>>
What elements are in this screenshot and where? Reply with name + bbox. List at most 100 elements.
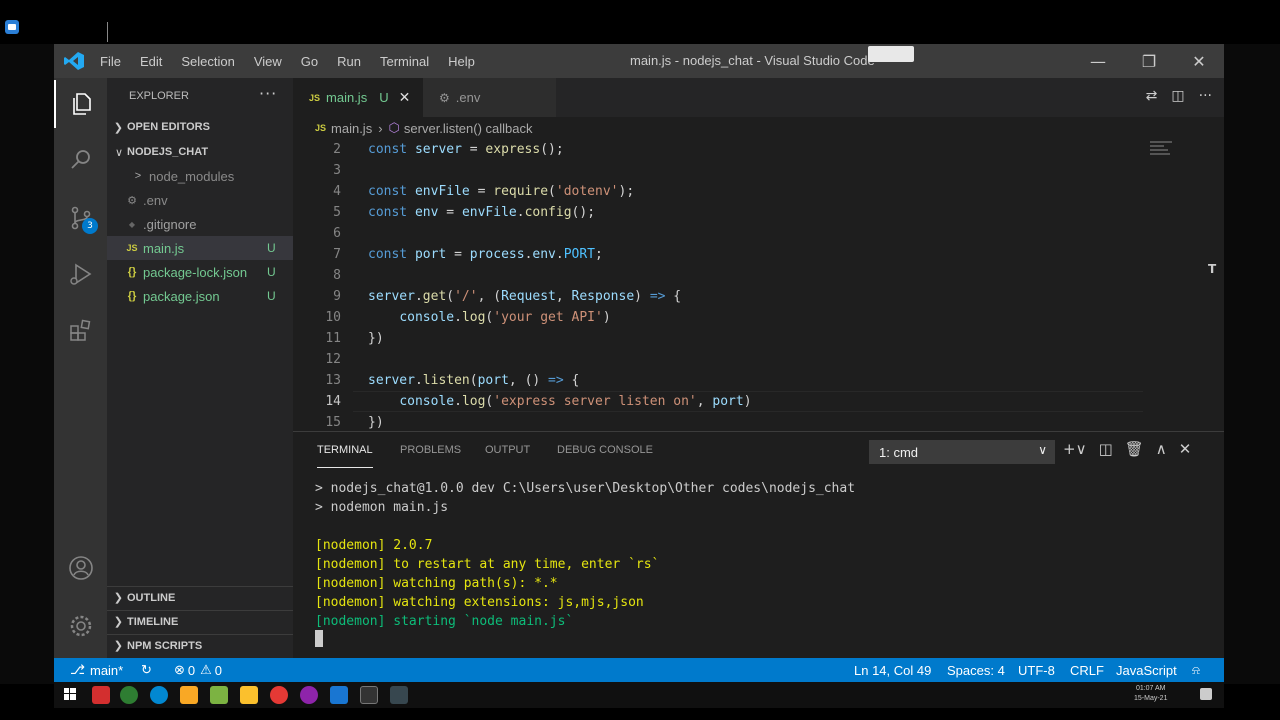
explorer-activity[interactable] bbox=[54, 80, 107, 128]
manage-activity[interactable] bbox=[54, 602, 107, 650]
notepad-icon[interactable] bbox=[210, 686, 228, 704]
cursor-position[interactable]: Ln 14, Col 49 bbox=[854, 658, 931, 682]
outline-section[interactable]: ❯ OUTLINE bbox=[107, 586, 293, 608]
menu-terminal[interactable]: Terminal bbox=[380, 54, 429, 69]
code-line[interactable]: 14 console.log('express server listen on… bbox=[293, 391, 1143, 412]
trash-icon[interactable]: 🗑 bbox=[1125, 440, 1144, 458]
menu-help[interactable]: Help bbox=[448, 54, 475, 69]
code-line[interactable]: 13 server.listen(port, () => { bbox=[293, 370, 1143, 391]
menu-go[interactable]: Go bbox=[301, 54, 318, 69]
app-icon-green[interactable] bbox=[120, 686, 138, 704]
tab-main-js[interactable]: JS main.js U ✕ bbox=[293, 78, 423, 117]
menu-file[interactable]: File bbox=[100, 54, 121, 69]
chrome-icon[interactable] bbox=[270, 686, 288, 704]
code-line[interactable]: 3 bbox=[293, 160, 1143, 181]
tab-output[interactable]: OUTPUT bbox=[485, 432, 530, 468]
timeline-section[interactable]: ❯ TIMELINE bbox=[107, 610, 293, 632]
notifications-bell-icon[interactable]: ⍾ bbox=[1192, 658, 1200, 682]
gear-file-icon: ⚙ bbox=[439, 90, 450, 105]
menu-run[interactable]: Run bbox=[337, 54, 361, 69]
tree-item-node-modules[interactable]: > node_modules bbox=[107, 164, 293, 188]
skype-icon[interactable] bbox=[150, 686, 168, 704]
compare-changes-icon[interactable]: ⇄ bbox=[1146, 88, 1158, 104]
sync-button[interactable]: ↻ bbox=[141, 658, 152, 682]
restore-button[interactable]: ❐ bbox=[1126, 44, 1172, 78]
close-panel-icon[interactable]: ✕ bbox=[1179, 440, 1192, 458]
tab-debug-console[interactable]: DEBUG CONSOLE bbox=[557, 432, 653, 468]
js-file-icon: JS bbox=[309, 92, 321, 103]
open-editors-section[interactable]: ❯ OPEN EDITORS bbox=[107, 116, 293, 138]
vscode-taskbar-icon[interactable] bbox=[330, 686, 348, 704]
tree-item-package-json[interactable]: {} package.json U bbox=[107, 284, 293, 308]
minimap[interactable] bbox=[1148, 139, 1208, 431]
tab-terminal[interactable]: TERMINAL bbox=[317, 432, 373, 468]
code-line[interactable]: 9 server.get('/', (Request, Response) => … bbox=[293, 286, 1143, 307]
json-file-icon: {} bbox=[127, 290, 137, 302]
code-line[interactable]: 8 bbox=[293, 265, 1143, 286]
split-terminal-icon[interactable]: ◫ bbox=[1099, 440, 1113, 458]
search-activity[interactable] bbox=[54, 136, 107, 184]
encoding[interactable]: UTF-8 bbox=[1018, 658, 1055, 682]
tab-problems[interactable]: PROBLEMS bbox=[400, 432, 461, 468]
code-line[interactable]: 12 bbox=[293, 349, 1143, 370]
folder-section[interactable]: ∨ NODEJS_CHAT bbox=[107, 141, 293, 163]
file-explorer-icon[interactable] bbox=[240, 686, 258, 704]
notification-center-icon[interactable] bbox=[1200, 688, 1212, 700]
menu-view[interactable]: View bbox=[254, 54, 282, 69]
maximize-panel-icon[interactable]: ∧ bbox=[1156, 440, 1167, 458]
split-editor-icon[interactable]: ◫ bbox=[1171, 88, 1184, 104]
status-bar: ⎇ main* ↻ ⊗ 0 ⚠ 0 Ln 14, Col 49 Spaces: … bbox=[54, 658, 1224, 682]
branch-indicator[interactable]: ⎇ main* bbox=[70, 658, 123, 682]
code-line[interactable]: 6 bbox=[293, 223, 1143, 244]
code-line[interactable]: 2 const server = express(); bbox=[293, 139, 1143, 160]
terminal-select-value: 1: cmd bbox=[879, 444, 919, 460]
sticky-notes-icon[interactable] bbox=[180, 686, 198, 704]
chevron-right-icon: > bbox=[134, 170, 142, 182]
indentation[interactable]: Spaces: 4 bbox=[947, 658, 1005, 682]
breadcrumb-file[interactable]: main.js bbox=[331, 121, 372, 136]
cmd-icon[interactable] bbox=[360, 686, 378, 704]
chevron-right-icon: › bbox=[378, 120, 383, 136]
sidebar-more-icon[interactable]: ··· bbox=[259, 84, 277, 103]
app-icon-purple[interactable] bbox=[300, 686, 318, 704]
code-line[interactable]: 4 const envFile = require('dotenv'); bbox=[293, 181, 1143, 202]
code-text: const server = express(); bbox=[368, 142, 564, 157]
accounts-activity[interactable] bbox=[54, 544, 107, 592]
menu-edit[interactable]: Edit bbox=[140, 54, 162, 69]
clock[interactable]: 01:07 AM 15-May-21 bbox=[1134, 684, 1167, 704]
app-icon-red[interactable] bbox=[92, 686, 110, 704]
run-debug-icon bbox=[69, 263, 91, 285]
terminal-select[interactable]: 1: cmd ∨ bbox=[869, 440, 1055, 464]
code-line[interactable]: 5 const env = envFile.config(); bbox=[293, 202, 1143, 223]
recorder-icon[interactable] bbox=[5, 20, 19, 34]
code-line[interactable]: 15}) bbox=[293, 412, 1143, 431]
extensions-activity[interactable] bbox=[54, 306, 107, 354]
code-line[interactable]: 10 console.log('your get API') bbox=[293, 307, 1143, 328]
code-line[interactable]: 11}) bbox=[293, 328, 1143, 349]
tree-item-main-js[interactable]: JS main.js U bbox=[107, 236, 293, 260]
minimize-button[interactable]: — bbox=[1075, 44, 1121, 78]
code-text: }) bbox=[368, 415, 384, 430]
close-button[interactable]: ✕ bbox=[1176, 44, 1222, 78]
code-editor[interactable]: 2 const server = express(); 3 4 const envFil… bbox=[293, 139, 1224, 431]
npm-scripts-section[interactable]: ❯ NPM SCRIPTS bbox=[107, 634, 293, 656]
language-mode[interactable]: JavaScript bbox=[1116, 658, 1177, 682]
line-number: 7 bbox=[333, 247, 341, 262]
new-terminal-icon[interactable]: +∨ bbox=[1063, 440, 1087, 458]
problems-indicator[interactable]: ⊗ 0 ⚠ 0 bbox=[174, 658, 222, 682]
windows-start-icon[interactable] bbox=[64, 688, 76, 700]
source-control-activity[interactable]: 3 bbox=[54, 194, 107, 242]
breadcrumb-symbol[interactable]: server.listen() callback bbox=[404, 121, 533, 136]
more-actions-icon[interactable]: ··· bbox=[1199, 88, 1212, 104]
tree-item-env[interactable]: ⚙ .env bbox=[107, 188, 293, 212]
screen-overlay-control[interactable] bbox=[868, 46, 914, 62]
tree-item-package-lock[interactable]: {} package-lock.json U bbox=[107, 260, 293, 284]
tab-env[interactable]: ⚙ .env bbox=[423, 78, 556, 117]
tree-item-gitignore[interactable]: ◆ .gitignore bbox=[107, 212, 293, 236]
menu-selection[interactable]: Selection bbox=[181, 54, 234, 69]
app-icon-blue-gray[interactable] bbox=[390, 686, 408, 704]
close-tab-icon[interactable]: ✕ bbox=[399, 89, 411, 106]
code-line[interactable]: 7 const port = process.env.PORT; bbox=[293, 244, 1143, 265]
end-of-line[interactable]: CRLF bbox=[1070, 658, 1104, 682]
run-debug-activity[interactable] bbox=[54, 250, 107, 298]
<<
# [WHAT YOU WILL DO]
Return the entire listing above line for line and unchanged, but leave out the picture.

# [ANSWER FOR THE TASK]
What elements are in this screenshot and where? Reply with name + bbox. List at most 100 elements.
explorer-activity[interactable] bbox=[54, 80, 107, 128]
manage-activity[interactable] bbox=[54, 602, 107, 650]
notepad-icon[interactable] bbox=[210, 686, 228, 704]
cursor-position[interactable]: Ln 14, Col 49 bbox=[854, 658, 931, 682]
outline-section[interactable]: ❯ OUTLINE bbox=[107, 586, 293, 608]
menu-terminal[interactable]: Terminal bbox=[380, 54, 429, 69]
code-line[interactable]: 14 console.log('express server listen on… bbox=[293, 391, 1143, 412]
trash-icon[interactable]: 🗑 bbox=[1125, 440, 1144, 458]
menu-help[interactable]: Help bbox=[448, 54, 475, 69]
code-line[interactable]: 13 server.listen(port, () => { bbox=[293, 370, 1143, 391]
menu-go[interactable]: Go bbox=[301, 54, 318, 69]
app-icon-green[interactable] bbox=[120, 686, 138, 704]
tab-main-js[interactable]: JS main.js U ✕ bbox=[293, 78, 423, 117]
menu-file[interactable]: File bbox=[100, 54, 121, 69]
chrome-icon[interactable] bbox=[270, 686, 288, 704]
code-line[interactable]: 3 bbox=[293, 160, 1143, 181]
tab-output[interactable]: OUTPUT bbox=[485, 432, 530, 468]
timeline-section[interactable]: ❯ TIMELINE bbox=[107, 610, 293, 632]
notifications-bell-icon[interactable]: ⍾ bbox=[1192, 658, 1200, 682]
gear-file-icon: ⚙ bbox=[439, 90, 450, 105]
menu-run[interactable]: Run bbox=[337, 54, 361, 69]
tree-item-node-modules[interactable]: > node_modules bbox=[107, 164, 293, 188]
skype-icon[interactable] bbox=[150, 686, 168, 704]
compare-changes-icon[interactable]: ⇄ bbox=[1146, 88, 1158, 104]
sync-button[interactable]: ↻ bbox=[141, 658, 152, 682]
restore-button[interactable]: ❐ bbox=[1126, 44, 1172, 78]
close-panel-icon[interactable]: ✕ bbox=[1179, 440, 1192, 458]
tab-debug-console[interactable]: DEBUG CONSOLE bbox=[557, 432, 653, 468]
js-file-icon: JS bbox=[309, 92, 321, 103]
open-editors-section[interactable]: ❯ OPEN EDITORS bbox=[107, 116, 293, 138]
vscode-taskbar-icon[interactable] bbox=[330, 686, 348, 704]
tree-item-package-json[interactable]: {} package.json U bbox=[107, 284, 293, 308]
minimap[interactable] bbox=[1148, 139, 1208, 431]
tab-terminal[interactable]: TERMINAL bbox=[317, 432, 373, 468]
code-line[interactable]: 9 server.get('/', (Request, Response) => … bbox=[293, 286, 1143, 307]
json-file-icon: {} bbox=[127, 290, 137, 302]
code-line[interactable]: 8 bbox=[293, 265, 1143, 286]
split-terminal-icon[interactable]: ◫ bbox=[1099, 440, 1113, 458]
search-activity[interactable] bbox=[54, 136, 107, 184]
encoding[interactable]: UTF-8 bbox=[1018, 658, 1055, 682]
tab-problems[interactable]: PROBLEMS bbox=[400, 432, 461, 468]
code-line[interactable]: 12 bbox=[293, 349, 1143, 370]
folder-section[interactable]: ∨ NODEJS_CHAT bbox=[107, 141, 293, 163]
file-explorer-icon[interactable] bbox=[240, 686, 258, 704]
notification-center-icon[interactable] bbox=[1200, 688, 1212, 700]
menu-view[interactable]: View bbox=[254, 54, 282, 69]
maximize-panel-icon[interactable]: ∧ bbox=[1156, 440, 1167, 458]
split-editor-icon[interactable]: ◫ bbox=[1171, 88, 1184, 104]
status-bar: ⎇ main* ↻ ⊗ 0 ⚠ 0 Ln 14, Col 49 Spaces: … bbox=[54, 658, 1224, 682]
branch-indicator[interactable]: ⎇ main* bbox=[70, 658, 123, 682]
code-line[interactable]: 6 bbox=[293, 223, 1143, 244]
code-line[interactable]: 2 const server = express(); bbox=[293, 139, 1143, 160]
terminal-select-value: 1: cmd bbox=[879, 444, 919, 460]
sticky-notes-icon[interactable] bbox=[180, 686, 198, 704]
chevron-right-icon: > bbox=[134, 170, 142, 182]
indentation[interactable]: Spaces: 4 bbox=[947, 658, 1005, 682]
breadcrumb-file[interactable]: main.js bbox=[331, 121, 372, 136]
cmd-icon[interactable] bbox=[360, 686, 378, 704]
chevron-right-icon: › bbox=[378, 120, 383, 136]
sidebar-more-icon[interactable]: ··· bbox=[259, 84, 277, 103]
app-icon-purple[interactable] bbox=[300, 686, 318, 704]
code-line[interactable]: 4 const envFile = require('dotenv'); bbox=[293, 181, 1143, 202]
code-text: const server = express(); bbox=[368, 142, 564, 157]
accounts-activity[interactable] bbox=[54, 544, 107, 592]
menu-edit[interactable]: Edit bbox=[140, 54, 162, 69]
clock[interactable]: 01:07 AM 15-May-21 bbox=[1134, 684, 1167, 704]
app-icon-red[interactable] bbox=[92, 686, 110, 704]
run-debug-icon bbox=[69, 263, 91, 285]
terminal-select[interactable]: 1: cmd ∨ bbox=[869, 440, 1055, 464]
code-line[interactable]: 5 const env = envFile.config(); bbox=[293, 202, 1143, 223]
recorder-icon[interactable] bbox=[5, 20, 19, 34]
code-line[interactable]: 15}) bbox=[293, 412, 1143, 431]
extensions-activity[interactable] bbox=[54, 306, 107, 354]
code-line[interactable]: 10 console.log('your get API') bbox=[293, 307, 1143, 328]
code-line[interactable]: 11}) bbox=[293, 328, 1143, 349]
tree-item-main-js[interactable]: JS main.js U bbox=[107, 236, 293, 260]
minimize-button[interactable]: — bbox=[1075, 44, 1121, 78]
code-text: }) bbox=[368, 415, 384, 430]
close-button[interactable]: ✕ bbox=[1176, 44, 1222, 78]
code-editor[interactable]: 2 const server = express(); 3 4 const envFil… bbox=[293, 139, 1224, 431]
npm-scripts-section[interactable]: ❯ NPM SCRIPTS bbox=[107, 634, 293, 656]
language-mode[interactable]: JavaScript bbox=[1116, 658, 1177, 682]
line-number: 7 bbox=[333, 247, 341, 262]
new-terminal-icon[interactable]: +∨ bbox=[1063, 440, 1087, 458]
problems-indicator[interactable]: ⊗ 0 ⚠ 0 bbox=[174, 658, 222, 682]
windows-start-icon[interactable] bbox=[64, 688, 76, 700]
source-control-activity[interactable]: 3 bbox=[54, 194, 107, 242]
breadcrumb-symbol[interactable]: server.listen() callback bbox=[404, 121, 533, 136]
more-actions-icon[interactable]: ··· bbox=[1199, 88, 1212, 104]
tree-item-env[interactable]: ⚙ .env bbox=[107, 188, 293, 212]
screen-overlay-control[interactable] bbox=[868, 46, 914, 62]
tree-item-package-lock[interactable]: {} package-lock.json U bbox=[107, 260, 293, 284]
tab-env[interactable]: ⚙ .env bbox=[423, 78, 556, 117]
tree-item-gitignore[interactable]: ◆ .gitignore bbox=[107, 212, 293, 236]
menu-selection[interactable]: Selection bbox=[181, 54, 234, 69]
app-icon-blue-gray[interactable] bbox=[390, 686, 408, 704]
close-tab-icon[interactable]: ✕ bbox=[399, 89, 411, 106]
code-line[interactable]: 7 const port = process.env.PORT; bbox=[293, 244, 1143, 265]
end-of-line[interactable]: CRLF bbox=[1070, 658, 1104, 682]
run-debug-activity[interactable] bbox=[54, 250, 107, 298]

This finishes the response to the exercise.